* [What you need to do] For each line in the data below that holds "Worked", return a copy.

* [Data shown]
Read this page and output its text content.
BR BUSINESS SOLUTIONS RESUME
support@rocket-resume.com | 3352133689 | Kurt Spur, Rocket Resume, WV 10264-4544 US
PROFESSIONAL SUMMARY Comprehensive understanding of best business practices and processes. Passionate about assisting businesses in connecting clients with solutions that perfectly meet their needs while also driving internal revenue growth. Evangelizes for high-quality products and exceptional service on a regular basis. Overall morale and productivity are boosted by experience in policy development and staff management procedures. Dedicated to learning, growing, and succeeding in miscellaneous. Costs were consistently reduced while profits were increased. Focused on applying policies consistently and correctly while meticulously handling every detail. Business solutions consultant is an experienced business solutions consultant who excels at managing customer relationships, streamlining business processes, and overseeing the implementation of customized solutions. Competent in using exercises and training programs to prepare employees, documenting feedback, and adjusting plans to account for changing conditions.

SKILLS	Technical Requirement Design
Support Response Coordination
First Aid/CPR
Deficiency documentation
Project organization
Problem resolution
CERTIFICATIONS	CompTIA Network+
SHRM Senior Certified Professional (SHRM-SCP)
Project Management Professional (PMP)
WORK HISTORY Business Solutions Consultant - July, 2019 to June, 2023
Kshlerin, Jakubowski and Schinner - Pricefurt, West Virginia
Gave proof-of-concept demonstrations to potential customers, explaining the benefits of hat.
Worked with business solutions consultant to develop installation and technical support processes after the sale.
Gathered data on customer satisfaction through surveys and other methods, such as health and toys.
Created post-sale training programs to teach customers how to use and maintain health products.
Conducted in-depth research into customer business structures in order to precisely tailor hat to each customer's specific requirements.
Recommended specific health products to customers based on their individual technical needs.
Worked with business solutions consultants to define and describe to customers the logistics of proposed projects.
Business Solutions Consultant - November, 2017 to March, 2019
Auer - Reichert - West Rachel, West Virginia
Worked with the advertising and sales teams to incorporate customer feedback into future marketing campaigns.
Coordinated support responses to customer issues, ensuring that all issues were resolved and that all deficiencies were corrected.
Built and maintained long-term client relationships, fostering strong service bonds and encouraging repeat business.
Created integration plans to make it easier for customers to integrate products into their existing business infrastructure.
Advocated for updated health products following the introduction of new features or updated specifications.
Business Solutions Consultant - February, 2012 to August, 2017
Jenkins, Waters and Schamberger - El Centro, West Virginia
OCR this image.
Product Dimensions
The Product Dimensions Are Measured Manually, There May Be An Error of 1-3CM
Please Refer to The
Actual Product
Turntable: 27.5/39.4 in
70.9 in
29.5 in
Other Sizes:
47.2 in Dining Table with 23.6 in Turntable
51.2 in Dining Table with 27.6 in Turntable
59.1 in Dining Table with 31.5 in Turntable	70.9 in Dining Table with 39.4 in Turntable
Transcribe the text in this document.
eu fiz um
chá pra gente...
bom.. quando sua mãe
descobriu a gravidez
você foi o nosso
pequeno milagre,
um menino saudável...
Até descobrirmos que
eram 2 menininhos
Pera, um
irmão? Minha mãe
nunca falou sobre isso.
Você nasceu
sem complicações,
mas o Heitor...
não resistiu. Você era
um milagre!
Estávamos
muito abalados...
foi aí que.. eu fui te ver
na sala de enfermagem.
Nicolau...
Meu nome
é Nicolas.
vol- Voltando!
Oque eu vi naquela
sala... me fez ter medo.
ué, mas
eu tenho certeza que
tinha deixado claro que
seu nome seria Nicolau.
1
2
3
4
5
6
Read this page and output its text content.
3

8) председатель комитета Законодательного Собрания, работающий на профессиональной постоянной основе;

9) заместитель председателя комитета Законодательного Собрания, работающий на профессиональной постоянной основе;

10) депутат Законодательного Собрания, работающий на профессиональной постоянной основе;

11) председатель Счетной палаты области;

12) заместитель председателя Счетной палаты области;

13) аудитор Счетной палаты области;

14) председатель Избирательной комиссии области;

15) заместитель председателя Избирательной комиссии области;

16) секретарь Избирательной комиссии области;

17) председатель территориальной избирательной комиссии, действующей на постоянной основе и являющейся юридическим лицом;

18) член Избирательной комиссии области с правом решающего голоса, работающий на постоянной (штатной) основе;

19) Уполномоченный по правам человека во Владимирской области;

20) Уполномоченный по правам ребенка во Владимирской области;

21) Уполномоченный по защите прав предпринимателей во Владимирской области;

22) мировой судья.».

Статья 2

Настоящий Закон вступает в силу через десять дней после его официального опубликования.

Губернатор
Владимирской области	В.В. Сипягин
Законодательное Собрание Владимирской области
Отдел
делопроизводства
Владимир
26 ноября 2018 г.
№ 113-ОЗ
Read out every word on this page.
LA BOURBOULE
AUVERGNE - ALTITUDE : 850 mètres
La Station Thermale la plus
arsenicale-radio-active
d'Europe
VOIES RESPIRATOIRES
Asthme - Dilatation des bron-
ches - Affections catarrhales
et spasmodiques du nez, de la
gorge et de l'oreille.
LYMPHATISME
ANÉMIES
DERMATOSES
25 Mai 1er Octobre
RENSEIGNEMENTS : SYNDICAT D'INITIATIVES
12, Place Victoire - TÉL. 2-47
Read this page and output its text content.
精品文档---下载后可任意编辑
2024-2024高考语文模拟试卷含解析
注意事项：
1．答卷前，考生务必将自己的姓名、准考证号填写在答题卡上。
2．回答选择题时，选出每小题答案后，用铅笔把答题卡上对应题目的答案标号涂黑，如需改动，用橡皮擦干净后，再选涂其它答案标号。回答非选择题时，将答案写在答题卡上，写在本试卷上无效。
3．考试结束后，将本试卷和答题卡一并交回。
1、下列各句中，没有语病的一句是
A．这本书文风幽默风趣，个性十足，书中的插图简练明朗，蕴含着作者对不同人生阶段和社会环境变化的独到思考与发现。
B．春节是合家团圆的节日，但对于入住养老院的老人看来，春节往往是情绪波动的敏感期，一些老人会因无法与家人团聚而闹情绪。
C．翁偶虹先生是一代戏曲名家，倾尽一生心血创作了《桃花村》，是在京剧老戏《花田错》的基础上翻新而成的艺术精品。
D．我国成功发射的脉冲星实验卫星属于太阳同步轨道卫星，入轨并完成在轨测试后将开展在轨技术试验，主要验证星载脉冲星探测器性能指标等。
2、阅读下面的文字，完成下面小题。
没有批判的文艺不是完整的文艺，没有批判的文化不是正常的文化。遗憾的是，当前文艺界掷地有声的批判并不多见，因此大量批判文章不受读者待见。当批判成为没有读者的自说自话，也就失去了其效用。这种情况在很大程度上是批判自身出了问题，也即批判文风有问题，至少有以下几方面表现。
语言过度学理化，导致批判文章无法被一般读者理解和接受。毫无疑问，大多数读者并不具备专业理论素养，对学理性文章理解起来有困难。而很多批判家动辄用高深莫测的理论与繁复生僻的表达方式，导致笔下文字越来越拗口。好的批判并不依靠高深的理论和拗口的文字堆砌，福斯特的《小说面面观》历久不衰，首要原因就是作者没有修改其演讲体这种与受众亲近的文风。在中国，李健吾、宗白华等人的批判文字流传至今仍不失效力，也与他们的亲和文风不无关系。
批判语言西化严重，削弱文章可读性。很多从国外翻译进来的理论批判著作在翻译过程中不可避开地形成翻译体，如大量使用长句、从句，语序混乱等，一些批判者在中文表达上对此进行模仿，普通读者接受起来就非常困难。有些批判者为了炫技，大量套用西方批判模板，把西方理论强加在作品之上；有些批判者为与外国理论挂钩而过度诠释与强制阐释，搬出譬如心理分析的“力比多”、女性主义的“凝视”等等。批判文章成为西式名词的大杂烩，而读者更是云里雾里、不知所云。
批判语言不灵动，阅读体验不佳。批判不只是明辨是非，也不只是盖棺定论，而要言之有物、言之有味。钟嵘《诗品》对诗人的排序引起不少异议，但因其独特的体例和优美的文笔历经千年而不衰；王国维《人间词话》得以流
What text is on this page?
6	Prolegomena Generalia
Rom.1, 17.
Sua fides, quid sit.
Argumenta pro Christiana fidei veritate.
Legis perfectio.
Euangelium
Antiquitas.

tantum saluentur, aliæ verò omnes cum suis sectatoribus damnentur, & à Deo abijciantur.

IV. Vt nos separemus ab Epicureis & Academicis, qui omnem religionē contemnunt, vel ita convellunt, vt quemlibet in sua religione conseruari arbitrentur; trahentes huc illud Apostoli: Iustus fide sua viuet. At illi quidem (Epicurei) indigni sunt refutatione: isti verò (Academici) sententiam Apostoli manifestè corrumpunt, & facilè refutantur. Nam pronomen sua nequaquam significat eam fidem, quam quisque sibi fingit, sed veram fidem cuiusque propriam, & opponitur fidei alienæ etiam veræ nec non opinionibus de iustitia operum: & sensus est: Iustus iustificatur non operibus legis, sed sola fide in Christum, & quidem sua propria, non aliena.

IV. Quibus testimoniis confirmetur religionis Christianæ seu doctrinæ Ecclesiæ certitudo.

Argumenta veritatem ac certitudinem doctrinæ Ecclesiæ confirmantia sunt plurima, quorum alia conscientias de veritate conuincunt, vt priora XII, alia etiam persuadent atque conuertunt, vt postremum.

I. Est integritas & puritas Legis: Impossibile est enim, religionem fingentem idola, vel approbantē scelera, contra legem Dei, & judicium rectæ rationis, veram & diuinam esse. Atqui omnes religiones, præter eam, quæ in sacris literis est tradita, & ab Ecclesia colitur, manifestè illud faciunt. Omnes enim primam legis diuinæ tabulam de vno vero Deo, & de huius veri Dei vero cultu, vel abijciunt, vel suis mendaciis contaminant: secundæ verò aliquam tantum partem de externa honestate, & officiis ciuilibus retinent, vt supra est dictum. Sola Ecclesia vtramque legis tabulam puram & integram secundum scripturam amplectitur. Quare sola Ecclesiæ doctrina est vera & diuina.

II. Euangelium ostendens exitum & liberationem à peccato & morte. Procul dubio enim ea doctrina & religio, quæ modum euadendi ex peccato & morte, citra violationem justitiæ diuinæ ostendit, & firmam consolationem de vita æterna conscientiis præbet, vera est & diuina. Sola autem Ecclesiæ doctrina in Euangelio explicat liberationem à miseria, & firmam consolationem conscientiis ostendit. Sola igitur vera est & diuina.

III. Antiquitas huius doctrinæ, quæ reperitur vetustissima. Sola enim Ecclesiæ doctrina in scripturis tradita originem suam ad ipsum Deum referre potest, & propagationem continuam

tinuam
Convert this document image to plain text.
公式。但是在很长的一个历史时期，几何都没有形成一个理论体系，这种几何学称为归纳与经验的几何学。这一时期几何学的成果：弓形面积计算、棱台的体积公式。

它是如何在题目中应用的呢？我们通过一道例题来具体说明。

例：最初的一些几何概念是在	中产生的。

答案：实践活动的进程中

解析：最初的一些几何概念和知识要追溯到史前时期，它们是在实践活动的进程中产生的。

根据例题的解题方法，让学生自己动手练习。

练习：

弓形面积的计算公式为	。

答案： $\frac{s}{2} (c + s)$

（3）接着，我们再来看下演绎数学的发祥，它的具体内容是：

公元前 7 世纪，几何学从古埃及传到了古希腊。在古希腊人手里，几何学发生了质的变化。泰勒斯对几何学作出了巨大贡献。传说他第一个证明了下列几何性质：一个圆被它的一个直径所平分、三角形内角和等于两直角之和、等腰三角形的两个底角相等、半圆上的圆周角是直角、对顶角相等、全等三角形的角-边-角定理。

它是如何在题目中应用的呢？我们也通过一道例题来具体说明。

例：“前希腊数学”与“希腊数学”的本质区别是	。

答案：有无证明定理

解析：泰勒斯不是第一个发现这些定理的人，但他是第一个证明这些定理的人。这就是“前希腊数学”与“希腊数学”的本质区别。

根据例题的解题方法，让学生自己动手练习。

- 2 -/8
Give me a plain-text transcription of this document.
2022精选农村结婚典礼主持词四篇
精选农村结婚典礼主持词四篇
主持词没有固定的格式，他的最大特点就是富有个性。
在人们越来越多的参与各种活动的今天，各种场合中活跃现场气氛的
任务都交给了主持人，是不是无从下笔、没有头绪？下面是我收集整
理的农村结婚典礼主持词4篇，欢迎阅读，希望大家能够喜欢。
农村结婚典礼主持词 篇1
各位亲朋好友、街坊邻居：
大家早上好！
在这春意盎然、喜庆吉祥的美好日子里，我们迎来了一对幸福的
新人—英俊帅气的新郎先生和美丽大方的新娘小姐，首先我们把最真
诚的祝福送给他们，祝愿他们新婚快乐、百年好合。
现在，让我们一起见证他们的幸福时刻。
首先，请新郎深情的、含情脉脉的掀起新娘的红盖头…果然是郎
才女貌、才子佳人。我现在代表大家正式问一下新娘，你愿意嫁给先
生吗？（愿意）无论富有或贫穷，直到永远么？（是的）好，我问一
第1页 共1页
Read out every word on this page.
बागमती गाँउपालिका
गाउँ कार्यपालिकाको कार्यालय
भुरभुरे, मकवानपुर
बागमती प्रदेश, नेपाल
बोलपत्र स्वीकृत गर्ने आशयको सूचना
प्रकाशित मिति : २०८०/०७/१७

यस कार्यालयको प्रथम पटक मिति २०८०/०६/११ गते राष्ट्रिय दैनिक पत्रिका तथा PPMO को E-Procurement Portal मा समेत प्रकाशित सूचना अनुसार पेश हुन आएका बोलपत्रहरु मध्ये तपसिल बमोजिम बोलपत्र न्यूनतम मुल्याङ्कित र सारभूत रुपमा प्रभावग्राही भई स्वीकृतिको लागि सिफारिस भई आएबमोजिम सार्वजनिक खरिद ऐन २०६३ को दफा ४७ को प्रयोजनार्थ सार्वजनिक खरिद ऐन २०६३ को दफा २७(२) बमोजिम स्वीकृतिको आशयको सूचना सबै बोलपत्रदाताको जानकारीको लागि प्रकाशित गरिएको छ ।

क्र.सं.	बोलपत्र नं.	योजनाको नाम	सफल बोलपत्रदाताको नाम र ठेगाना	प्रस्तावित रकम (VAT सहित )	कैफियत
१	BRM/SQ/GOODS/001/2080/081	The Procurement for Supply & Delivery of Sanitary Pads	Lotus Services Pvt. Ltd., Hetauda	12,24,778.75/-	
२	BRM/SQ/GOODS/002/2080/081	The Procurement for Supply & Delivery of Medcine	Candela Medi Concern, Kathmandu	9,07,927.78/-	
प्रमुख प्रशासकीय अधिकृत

* [Complete answer]
Worked with business solutions consultant to develop installation and technical support processes after the sale.
Worked with business solutions consultants to define and describe to customers the logistics of proposed projects.
Worked with the advertising and sales teams to incorporate customer feedback into future marketing campaigns.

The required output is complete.